Write out the listing in full, matching it word for word.
──────────────────────────────
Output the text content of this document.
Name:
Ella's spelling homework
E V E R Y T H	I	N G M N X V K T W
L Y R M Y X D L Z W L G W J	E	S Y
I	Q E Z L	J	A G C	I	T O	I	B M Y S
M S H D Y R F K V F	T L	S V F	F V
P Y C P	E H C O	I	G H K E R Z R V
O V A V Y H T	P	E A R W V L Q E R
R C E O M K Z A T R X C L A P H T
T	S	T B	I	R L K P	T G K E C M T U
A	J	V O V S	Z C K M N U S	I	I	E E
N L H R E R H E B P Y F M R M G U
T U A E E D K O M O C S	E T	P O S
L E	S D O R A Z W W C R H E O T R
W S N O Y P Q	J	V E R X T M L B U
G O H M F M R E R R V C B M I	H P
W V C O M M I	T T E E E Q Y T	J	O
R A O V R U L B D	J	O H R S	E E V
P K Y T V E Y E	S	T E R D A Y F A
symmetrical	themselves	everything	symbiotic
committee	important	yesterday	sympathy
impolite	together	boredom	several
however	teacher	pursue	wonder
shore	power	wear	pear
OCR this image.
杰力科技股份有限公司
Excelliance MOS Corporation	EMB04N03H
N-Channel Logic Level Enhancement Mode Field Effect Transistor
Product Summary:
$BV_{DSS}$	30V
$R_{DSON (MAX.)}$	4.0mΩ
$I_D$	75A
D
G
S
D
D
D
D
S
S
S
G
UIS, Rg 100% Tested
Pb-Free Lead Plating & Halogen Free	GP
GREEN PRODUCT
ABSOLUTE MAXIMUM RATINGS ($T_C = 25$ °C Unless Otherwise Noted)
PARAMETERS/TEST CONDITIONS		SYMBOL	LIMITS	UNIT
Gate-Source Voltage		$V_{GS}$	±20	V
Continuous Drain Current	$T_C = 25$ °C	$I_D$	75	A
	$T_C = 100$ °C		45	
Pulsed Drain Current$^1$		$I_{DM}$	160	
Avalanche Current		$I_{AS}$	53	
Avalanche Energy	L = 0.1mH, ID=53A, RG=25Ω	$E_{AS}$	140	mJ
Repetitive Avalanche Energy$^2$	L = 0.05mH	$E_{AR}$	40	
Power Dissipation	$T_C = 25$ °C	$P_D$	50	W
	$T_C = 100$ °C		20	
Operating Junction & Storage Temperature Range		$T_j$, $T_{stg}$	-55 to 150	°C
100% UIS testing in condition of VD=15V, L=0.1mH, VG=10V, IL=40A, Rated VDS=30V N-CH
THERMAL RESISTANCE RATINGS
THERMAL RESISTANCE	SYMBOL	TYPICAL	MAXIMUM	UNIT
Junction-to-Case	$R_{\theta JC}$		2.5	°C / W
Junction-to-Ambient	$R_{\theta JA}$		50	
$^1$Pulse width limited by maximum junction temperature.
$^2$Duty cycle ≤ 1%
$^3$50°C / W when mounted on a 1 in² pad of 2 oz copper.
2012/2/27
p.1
──────────────────────────────
**Written reply:**
Output the text content of this document.
Name:
Ella's spelling homework
E V E R Y T H	I	N G M N X V K T W
L Y R M Y X D L Z W L G W J	E	S Y
I	Q E Z L	J	A G C	I	T O	I	B M Y S
M S H D Y R F K V F	T L	S V F	F V
P Y C P	E H C O	I	G H K E R Z R V
O V A V Y H T	P	E A R W V L Q E R
R C E O M K Z A T R X C L A P H T
T	S	T B	I	R L K P	T G K E C M T U
A	J	V O V S	Z C K M N U S	I	I	E E
N L H R E R H E B P Y F M R M G U
T U A E E D K O M O C S	E T	P O S
L E	S D O R A Z W W C R H E O T R
W S N O Y P Q	J	V E R X T M L B U
G O H M F M R E R R V C B M I	H P
W V C O M M I	T T E E E Q Y T	J	O
R A O V R U L B D	J	O H R S	E E V
P K Y T V E Y E	S	T E R D A Y F A
symmetrical	themselves	everything	symbiotic
committee	important	yesterday	sympathy
impolite	together	boredom	several
however	teacher	pursue	wonder
shore	power	wear	pear
OCR this image.
杰力科技股份有限公司
Excelliance MOS Corporation	EMB04N03H
N-Channel Logic Level Enhancement Mode Field Effect Transistor
Product Summary:
$BV_{DSS}$	30V
$R_{DSON (MAX.)}$	4.0mΩ
$I_D$	75A
D
G
S
D
D
D
D
S
S
S
G
UIS, Rg 100% Tested
Pb-Free Lead Plating & Halogen Free	GP
GREEN PRODUCT
ABSOLUTE MAXIMUM RATINGS ($T_C = 25$ °C Unless Otherwise Noted)
PARAMETERS/TEST CONDITIONS		SYMBOL	LIMITS	UNIT
Gate-Source Voltage		$V_{GS}$	±20	V
Continuous Drain Current	$T_C = 25$ °C	$I_D$	75	A
	$T_C = 100$ °C		45	
Pulsed Drain Current$^1$		$I_{DM}$	160	
Avalanche Current		$I_{AS}$	53	
Avalanche Energy	L = 0.1mH, ID=53A, RG=25Ω	$E_{AS}$	140	mJ
Repetitive Avalanche Energy$^2$	L = 0.05mH	$E_{AR}$	40	
Power Dissipation	$T_C = 25$ °C	$P_D$	50	W
	$T_C = 100$ °C		20	
Operating Junction & Storage Temperature Range		$T_j$, $T_{stg}$	-55 to 150	°C
100% UIS testing in condition of VD=15V, L=0.1mH, VG=10V, IL=40A, Rated VDS=30V N-CH
THERMAL RESISTANCE RATINGS
THERMAL RESISTANCE	SYMBOL	TYPICAL	MAXIMUM	UNIT
Junction-to-Case	$R_{\theta JC}$		2.5	°C / W
Junction-to-Ambient	$R_{\theta JA}$		50	
$^1$Pulse width limited by maximum junction temperature.
$^2$Duty cycle ≤ 1%
$^3$50°C / W when mounted on a 1 in² pad of 2 oz copper.
2012/2/27
p.1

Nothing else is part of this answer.